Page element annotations
--- --- ---
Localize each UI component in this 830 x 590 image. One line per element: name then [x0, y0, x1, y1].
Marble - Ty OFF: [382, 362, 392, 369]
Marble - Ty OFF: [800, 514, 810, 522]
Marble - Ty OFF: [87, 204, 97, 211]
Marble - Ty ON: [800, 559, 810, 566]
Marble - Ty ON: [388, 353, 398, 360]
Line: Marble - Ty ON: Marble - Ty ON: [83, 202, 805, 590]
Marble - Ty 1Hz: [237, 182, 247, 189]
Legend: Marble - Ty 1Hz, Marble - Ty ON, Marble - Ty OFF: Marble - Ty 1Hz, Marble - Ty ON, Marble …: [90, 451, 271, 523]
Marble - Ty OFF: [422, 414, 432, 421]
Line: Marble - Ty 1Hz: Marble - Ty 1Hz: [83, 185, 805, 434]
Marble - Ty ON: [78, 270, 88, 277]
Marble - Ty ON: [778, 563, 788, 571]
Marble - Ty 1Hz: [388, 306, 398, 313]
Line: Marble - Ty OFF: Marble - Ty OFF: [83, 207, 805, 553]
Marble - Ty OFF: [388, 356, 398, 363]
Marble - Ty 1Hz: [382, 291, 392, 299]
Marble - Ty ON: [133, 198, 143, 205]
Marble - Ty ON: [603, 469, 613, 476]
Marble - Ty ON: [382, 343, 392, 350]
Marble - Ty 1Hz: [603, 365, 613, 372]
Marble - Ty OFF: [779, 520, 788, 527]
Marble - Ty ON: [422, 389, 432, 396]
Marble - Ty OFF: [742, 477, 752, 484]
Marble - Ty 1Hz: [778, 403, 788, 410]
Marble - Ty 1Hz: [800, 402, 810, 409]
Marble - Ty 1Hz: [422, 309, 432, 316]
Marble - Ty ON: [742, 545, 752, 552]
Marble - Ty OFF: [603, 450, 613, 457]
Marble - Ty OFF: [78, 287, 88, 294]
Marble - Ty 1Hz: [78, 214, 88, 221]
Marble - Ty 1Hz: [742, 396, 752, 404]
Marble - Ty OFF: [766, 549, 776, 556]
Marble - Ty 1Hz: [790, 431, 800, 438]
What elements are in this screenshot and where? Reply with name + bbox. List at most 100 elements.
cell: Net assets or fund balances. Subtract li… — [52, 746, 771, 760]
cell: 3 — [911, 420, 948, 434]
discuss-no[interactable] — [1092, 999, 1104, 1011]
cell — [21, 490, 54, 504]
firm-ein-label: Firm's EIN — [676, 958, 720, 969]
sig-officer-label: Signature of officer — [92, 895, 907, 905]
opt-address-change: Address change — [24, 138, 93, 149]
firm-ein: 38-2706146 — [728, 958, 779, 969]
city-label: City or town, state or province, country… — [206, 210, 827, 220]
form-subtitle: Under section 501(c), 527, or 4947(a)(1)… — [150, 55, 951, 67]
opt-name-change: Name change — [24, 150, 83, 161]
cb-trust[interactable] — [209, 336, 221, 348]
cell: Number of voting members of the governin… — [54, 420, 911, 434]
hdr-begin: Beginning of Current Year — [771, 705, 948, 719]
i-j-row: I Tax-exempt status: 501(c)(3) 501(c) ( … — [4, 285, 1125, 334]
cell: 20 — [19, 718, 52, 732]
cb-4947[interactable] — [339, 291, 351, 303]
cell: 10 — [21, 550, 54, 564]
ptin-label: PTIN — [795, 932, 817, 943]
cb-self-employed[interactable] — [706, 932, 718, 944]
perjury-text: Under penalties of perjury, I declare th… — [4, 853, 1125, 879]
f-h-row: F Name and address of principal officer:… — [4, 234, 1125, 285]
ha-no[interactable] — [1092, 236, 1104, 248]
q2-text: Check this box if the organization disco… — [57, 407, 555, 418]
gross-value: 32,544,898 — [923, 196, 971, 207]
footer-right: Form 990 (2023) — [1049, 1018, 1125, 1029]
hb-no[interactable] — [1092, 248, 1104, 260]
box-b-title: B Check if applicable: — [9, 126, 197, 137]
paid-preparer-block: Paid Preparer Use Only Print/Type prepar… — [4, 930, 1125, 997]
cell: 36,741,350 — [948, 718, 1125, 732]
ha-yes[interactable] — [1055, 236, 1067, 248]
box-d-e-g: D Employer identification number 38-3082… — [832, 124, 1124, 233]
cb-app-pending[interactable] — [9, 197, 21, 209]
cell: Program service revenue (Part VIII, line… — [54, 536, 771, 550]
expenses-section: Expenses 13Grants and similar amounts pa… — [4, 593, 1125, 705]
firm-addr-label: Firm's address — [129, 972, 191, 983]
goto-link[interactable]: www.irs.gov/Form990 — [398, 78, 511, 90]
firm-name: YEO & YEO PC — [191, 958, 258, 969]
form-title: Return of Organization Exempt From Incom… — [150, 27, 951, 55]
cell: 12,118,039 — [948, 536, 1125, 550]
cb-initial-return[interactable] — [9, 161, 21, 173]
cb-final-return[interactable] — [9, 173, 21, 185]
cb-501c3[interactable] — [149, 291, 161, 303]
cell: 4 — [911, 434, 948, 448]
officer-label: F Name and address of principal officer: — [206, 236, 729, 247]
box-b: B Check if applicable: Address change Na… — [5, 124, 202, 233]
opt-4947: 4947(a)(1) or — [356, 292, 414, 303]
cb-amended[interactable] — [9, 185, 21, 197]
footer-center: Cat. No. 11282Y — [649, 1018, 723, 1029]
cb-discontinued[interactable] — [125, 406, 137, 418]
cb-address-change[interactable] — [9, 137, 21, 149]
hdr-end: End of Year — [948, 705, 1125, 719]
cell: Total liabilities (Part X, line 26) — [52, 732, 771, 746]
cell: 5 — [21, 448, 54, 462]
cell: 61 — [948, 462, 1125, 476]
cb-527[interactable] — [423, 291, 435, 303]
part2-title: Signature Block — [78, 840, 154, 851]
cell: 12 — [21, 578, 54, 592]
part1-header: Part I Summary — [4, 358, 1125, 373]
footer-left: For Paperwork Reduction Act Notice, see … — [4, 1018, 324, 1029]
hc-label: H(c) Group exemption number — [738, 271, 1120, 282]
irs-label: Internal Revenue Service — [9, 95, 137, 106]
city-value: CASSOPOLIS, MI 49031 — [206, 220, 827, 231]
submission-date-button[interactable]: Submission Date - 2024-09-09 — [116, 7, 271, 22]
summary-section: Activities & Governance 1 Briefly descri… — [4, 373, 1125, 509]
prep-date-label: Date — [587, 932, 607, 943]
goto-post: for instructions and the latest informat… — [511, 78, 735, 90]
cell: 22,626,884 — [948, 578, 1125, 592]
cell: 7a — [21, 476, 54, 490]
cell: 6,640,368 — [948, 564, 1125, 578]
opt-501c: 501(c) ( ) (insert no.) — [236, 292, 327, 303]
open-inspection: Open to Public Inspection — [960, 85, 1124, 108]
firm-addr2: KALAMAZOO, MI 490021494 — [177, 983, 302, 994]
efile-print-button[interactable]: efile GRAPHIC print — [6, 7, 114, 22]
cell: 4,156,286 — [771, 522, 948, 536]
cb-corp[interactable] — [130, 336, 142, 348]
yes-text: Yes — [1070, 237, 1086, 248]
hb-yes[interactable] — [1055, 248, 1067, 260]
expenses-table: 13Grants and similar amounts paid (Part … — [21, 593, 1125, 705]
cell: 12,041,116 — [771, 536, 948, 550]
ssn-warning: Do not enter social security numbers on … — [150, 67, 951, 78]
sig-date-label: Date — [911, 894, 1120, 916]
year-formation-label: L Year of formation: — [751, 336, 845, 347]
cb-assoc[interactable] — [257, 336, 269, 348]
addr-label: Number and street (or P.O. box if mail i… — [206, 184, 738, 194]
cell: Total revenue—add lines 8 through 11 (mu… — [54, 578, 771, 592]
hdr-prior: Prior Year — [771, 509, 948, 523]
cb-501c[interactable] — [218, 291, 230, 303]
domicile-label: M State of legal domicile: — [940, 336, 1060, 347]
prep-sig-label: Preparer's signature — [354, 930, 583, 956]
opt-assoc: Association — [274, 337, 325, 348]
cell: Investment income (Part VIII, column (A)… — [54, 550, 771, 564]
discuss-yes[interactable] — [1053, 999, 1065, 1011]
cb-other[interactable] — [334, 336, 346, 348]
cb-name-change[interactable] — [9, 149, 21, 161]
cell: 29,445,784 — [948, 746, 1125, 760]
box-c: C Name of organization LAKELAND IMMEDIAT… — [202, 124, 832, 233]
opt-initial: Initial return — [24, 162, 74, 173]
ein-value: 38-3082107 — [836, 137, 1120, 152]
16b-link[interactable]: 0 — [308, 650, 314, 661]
--- --- ---
Select each line of the records above that contains the string "Preparer", matching case exactly.

## Solution to the exercise
paid-preparer-block: Paid Preparer Use Only Print/Type prepar… — [4, 930, 1125, 997]
prep-sig-label: Preparer's signature — [354, 930, 583, 956]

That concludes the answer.